*ВАША ЗАДАЧА*.
Повторите без изменений строки данных, начиная со строки с «Bar — [112, 229, 216, 357]» и заканчивая строкой с «Extract all elements», включая обе.

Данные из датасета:
****
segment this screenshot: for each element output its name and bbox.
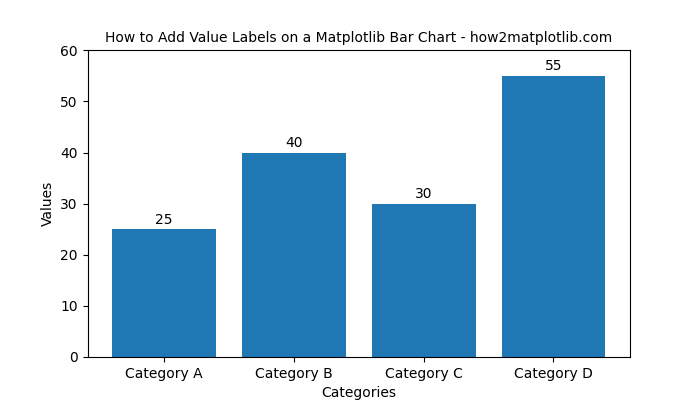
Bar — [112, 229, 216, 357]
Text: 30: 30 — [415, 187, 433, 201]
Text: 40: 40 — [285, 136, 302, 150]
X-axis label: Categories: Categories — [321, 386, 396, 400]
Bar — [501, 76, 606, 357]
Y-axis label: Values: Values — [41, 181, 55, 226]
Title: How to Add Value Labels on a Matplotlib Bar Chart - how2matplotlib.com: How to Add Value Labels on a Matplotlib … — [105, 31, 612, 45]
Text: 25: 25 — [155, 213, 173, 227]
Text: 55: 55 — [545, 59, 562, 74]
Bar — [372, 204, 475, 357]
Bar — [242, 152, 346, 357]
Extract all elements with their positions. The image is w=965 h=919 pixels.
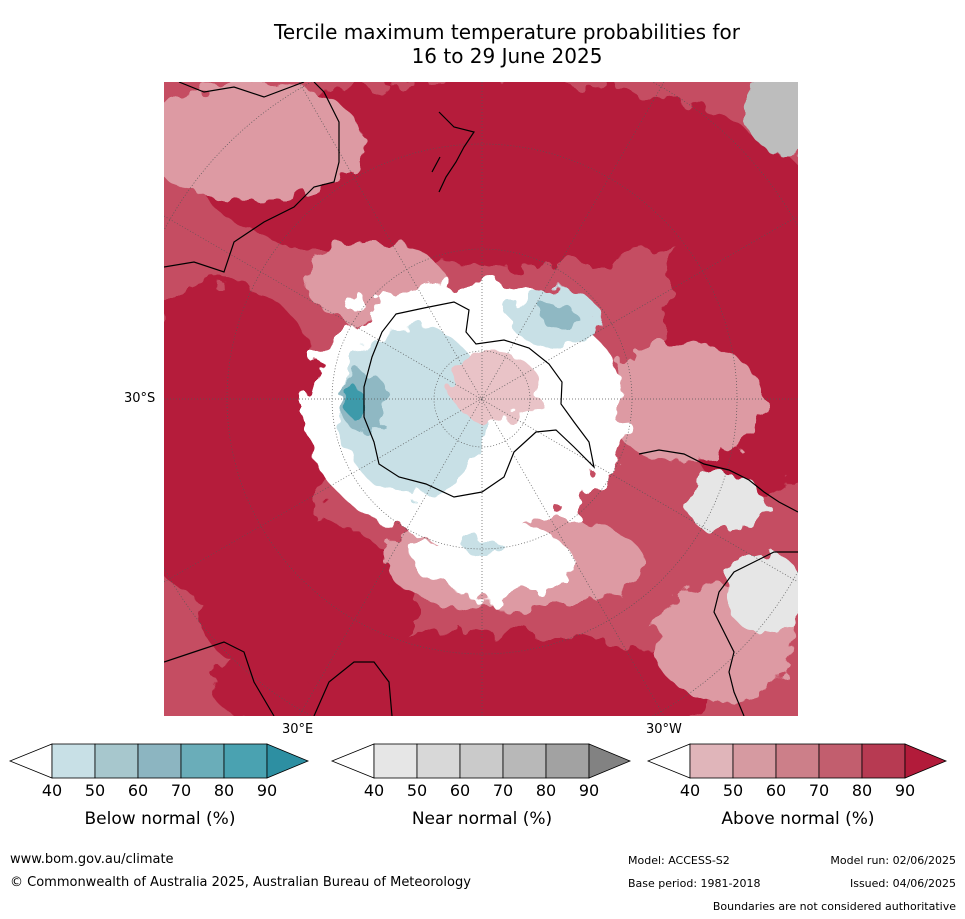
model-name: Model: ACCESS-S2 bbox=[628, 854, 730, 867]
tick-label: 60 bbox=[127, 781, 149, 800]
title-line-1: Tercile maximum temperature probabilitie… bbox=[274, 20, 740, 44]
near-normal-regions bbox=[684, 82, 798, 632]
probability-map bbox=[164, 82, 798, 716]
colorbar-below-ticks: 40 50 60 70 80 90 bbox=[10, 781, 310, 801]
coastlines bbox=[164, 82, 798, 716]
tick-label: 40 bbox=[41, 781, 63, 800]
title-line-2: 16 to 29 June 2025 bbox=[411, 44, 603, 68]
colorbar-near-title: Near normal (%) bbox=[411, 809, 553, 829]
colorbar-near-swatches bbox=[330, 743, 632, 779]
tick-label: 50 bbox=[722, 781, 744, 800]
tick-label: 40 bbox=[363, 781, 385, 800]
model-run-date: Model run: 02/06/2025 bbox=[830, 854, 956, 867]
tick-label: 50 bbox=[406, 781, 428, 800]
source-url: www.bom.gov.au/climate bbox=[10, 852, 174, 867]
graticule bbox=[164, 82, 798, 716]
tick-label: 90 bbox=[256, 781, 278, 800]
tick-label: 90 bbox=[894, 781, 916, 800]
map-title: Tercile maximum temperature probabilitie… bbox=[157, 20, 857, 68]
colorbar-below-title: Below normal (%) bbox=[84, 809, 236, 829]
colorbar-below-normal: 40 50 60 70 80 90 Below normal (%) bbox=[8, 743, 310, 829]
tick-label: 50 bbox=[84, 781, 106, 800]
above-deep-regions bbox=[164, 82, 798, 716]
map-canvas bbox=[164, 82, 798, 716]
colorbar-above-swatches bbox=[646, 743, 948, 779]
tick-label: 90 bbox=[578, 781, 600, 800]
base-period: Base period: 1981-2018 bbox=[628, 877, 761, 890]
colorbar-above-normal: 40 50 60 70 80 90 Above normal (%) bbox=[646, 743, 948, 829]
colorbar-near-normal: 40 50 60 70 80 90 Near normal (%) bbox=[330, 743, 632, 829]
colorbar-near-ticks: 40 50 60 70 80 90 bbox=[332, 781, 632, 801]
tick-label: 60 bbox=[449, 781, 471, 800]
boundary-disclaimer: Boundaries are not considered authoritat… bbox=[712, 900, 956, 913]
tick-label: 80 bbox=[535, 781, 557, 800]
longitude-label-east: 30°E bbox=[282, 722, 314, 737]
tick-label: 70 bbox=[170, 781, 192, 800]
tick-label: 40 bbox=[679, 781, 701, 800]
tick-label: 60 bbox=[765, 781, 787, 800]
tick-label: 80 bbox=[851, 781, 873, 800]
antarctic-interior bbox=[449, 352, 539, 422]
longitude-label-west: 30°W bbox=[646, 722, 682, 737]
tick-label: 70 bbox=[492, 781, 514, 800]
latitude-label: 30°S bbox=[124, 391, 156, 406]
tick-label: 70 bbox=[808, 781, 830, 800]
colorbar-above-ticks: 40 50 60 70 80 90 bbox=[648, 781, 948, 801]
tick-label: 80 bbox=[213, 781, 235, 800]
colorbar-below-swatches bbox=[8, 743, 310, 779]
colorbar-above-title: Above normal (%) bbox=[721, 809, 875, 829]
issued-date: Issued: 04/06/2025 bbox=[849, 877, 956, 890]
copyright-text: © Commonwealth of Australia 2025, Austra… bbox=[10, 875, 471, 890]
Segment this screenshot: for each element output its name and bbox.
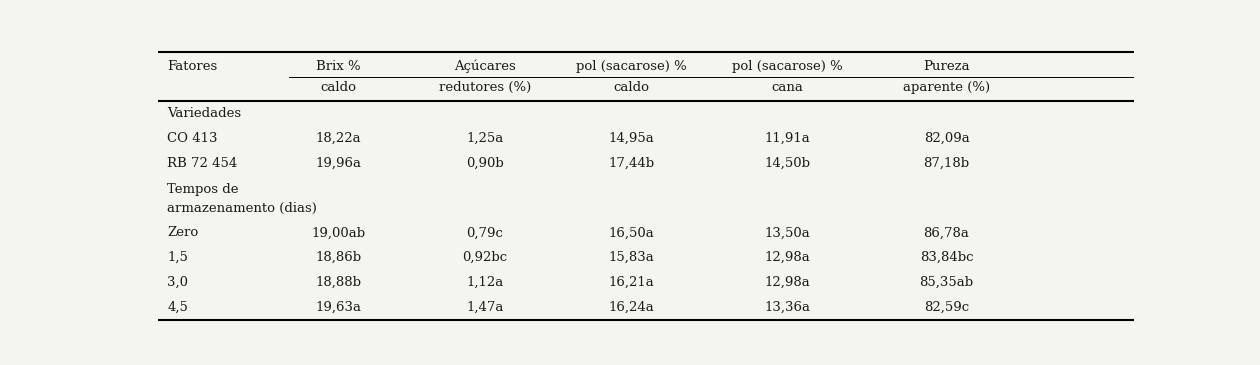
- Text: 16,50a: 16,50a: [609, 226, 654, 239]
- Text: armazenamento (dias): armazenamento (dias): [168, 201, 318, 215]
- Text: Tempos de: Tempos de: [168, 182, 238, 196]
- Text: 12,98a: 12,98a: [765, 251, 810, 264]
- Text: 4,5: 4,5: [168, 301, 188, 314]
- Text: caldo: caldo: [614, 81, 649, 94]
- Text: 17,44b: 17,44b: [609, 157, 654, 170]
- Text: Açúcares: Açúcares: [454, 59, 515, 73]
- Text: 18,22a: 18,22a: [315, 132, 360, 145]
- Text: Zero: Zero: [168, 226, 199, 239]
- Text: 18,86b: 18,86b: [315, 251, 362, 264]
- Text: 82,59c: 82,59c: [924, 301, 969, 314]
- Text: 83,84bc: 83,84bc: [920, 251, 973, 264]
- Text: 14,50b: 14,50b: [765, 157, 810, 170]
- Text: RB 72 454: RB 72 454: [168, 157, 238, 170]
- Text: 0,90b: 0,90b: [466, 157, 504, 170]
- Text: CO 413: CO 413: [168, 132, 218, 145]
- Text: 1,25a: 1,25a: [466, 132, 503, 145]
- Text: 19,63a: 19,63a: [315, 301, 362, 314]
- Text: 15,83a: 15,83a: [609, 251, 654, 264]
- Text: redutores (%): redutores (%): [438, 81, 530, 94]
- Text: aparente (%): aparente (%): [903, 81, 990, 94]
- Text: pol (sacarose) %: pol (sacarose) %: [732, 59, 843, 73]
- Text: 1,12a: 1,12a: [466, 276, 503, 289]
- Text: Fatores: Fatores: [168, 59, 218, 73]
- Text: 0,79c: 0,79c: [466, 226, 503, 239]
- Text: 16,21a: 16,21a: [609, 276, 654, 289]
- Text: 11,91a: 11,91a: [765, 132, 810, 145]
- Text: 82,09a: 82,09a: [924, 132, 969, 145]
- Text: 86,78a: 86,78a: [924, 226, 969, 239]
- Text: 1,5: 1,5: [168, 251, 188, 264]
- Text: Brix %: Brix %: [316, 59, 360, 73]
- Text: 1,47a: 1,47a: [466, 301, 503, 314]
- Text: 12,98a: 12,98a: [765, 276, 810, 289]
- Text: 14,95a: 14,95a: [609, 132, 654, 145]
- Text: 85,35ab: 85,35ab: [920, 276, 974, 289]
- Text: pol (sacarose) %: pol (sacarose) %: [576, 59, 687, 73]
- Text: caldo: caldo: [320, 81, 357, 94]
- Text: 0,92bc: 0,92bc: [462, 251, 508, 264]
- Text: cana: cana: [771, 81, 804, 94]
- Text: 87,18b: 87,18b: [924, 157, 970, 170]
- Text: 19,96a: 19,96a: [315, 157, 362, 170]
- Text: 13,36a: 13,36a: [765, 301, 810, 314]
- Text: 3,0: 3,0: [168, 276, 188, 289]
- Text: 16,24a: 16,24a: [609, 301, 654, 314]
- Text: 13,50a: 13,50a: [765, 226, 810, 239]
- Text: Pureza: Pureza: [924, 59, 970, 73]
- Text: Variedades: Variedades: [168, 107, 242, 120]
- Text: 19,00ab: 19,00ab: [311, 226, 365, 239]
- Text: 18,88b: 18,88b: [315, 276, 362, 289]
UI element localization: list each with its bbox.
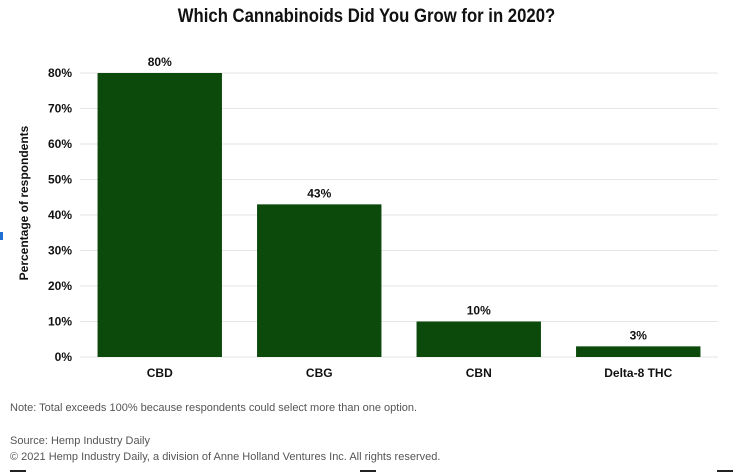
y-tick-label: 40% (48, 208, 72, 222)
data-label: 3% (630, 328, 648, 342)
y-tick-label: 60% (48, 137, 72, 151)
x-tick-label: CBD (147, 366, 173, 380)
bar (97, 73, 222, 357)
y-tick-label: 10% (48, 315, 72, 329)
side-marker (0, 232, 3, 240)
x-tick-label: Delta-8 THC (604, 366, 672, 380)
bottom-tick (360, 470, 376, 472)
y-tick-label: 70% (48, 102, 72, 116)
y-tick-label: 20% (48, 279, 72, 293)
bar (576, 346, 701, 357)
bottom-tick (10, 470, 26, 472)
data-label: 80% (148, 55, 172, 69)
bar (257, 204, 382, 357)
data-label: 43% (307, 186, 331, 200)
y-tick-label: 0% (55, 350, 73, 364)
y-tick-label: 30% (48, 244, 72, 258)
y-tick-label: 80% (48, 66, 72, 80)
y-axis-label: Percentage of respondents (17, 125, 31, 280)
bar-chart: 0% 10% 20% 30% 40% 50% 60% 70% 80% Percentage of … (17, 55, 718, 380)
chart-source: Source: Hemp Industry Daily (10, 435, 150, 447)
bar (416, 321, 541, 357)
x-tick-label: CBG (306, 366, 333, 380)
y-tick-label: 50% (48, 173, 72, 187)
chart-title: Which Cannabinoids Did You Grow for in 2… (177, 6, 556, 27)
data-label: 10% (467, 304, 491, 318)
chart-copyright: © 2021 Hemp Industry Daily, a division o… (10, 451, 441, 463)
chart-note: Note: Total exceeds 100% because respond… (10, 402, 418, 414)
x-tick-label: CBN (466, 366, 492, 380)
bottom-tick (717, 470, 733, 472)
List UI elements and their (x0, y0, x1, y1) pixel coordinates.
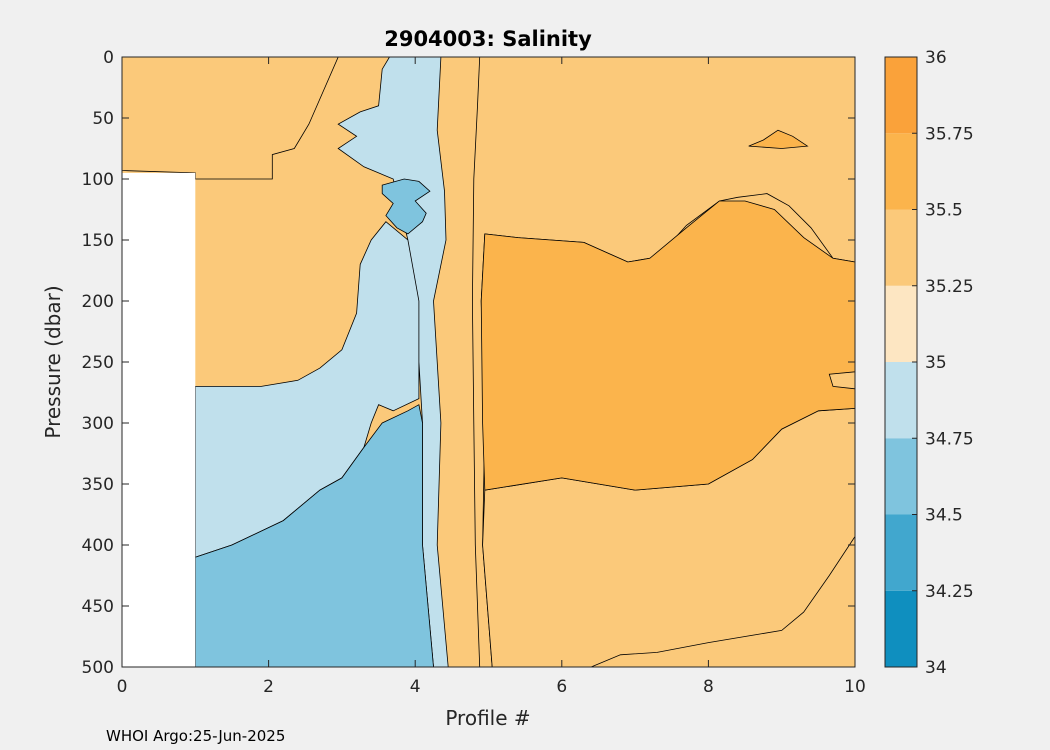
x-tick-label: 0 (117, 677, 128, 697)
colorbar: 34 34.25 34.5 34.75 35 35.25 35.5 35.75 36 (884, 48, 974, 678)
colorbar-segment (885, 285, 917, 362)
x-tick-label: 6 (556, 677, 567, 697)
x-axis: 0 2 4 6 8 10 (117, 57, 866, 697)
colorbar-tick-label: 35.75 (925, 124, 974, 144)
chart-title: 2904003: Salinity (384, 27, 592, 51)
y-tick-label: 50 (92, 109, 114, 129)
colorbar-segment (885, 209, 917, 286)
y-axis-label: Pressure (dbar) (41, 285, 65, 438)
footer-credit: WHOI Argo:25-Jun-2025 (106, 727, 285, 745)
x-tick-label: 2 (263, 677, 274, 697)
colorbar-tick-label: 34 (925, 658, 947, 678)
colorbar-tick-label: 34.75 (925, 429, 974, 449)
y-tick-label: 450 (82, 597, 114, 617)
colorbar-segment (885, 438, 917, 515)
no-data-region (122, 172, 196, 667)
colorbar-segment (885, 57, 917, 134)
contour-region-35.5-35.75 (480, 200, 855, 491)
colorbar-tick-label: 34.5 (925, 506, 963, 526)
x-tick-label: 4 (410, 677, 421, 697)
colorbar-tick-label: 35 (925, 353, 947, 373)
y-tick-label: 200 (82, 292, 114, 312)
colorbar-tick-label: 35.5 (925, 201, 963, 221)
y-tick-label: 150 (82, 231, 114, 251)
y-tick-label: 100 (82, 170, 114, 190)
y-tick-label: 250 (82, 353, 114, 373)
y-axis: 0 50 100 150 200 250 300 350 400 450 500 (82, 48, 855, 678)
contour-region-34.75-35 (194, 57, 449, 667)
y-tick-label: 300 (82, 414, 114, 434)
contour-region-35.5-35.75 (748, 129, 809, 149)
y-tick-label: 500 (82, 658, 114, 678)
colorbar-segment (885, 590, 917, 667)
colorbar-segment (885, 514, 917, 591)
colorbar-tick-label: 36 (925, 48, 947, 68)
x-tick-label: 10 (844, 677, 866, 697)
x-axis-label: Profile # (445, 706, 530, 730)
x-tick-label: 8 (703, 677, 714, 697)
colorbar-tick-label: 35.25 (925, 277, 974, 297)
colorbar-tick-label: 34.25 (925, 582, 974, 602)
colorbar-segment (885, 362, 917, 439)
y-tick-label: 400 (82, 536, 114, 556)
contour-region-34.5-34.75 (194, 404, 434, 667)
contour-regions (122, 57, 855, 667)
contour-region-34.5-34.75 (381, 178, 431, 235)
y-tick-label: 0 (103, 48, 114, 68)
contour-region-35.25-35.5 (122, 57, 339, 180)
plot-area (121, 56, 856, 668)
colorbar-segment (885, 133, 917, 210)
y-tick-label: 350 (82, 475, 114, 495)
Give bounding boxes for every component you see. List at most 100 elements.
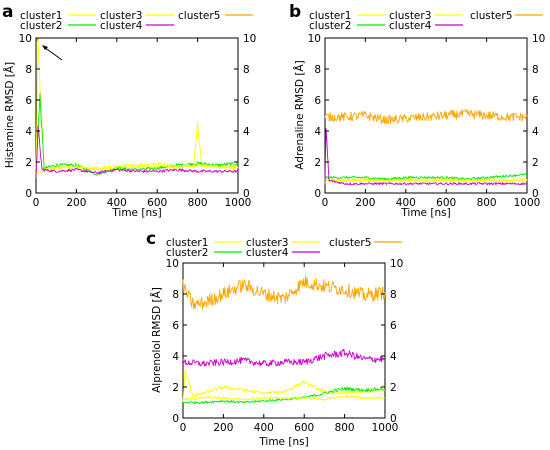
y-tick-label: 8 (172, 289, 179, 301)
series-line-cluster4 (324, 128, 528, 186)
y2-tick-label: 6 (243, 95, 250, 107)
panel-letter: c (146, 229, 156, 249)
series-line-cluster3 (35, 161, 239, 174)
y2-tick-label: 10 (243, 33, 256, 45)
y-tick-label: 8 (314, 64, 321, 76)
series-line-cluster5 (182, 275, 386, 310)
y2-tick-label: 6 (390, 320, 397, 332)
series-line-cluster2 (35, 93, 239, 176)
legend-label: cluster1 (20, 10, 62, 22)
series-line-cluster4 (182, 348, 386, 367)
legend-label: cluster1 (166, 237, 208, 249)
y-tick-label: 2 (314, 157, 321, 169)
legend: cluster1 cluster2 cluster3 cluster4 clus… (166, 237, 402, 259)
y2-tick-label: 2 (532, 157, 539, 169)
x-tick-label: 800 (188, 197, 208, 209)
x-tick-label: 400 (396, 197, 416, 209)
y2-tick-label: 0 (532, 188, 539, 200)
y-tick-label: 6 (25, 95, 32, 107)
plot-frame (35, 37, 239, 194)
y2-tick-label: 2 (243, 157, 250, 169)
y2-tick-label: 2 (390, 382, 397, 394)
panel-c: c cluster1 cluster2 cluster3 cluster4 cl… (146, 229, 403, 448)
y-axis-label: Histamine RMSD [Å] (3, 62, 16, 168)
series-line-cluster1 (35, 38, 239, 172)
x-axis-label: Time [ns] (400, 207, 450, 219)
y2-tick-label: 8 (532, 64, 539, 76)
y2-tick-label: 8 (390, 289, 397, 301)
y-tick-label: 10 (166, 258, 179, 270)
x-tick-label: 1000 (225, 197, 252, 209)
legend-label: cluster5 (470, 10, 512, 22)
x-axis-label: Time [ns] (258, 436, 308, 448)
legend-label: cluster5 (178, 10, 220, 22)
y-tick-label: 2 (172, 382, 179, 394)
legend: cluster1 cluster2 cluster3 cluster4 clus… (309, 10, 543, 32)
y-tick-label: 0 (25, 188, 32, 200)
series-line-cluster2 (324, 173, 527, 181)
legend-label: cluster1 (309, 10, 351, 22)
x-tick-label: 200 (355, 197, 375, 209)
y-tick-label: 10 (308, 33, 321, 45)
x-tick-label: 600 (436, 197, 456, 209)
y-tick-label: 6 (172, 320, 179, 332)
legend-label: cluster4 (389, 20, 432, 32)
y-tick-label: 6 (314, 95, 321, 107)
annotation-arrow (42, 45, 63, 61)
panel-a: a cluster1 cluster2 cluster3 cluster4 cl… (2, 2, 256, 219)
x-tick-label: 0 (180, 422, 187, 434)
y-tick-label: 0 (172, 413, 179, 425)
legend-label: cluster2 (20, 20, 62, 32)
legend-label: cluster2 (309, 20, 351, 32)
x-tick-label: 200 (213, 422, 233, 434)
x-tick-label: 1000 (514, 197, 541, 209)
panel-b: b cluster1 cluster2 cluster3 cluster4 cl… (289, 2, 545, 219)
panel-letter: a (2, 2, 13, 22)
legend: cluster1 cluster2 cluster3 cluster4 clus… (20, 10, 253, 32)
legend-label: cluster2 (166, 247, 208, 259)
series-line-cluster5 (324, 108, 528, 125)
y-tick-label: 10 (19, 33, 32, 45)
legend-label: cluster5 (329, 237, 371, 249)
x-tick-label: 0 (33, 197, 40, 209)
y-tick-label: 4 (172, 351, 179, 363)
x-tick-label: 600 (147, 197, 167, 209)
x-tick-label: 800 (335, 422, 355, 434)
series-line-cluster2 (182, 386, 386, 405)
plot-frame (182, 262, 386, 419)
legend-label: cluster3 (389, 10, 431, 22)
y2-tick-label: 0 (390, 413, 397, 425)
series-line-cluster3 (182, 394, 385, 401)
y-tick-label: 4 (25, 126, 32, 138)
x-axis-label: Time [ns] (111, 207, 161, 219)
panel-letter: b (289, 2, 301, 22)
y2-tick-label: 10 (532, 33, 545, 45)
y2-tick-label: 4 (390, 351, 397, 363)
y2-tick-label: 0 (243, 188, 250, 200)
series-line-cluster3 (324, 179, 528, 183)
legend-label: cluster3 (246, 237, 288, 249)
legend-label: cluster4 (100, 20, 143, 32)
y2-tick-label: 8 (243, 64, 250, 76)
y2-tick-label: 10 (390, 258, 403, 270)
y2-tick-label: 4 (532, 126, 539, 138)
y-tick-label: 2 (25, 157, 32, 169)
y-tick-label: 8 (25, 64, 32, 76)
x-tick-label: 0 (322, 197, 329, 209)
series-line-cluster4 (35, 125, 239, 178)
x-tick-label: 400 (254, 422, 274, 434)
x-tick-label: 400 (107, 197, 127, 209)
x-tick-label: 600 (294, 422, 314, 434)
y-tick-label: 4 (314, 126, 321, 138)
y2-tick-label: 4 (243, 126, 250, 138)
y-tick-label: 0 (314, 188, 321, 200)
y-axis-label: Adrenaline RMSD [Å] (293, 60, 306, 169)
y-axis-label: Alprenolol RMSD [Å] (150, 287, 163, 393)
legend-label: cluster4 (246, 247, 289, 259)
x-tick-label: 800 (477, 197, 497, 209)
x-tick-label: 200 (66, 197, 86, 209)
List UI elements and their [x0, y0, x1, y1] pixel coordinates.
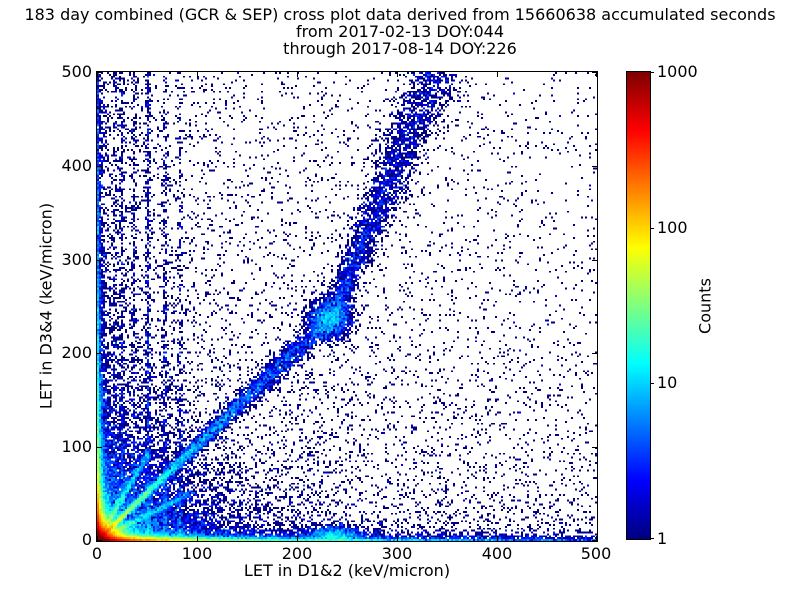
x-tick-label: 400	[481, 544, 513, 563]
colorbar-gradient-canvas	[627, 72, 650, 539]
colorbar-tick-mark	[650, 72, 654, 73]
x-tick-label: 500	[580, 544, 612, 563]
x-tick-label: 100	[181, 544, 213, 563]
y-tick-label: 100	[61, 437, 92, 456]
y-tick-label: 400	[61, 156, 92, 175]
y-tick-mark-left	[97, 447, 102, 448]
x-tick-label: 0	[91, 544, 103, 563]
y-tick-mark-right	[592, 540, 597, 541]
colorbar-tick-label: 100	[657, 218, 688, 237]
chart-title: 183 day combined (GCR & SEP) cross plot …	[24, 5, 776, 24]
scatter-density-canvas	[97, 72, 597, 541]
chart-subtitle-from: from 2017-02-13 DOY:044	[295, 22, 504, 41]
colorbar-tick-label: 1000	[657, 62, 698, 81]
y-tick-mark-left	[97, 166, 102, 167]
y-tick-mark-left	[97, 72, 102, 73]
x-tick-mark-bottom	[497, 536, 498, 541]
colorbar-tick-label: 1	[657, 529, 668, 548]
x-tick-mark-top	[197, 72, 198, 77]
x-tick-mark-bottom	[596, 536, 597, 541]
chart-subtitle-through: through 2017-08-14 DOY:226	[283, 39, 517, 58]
****
*ОТВЕТ НА ЗАДАНИЕ*.
Bar — [112, 229, 216, 357]
Text: 30: 30 — [415, 187, 433, 201]
Text: 40: 40 — [285, 136, 302, 150]
X-axis label: Categories: Categories — [321, 386, 396, 400]
Bar — [501, 76, 606, 357]
Y-axis label: Values: Values — [41, 181, 55, 226]
Title: How to Add Value Labels on a Matplotlib Bar Chart - how2matplotlib.com: How to Add Value Labels on a Matplotlib … — [105, 31, 612, 45]
Text: 25: 25 — [155, 213, 173, 227]
Text: 55: 55 — [545, 59, 562, 74]
Bar — [372, 204, 475, 357]
Bar — [242, 152, 346, 357]
Extract all elements with their positions. The image is w=965 h=919 pixels.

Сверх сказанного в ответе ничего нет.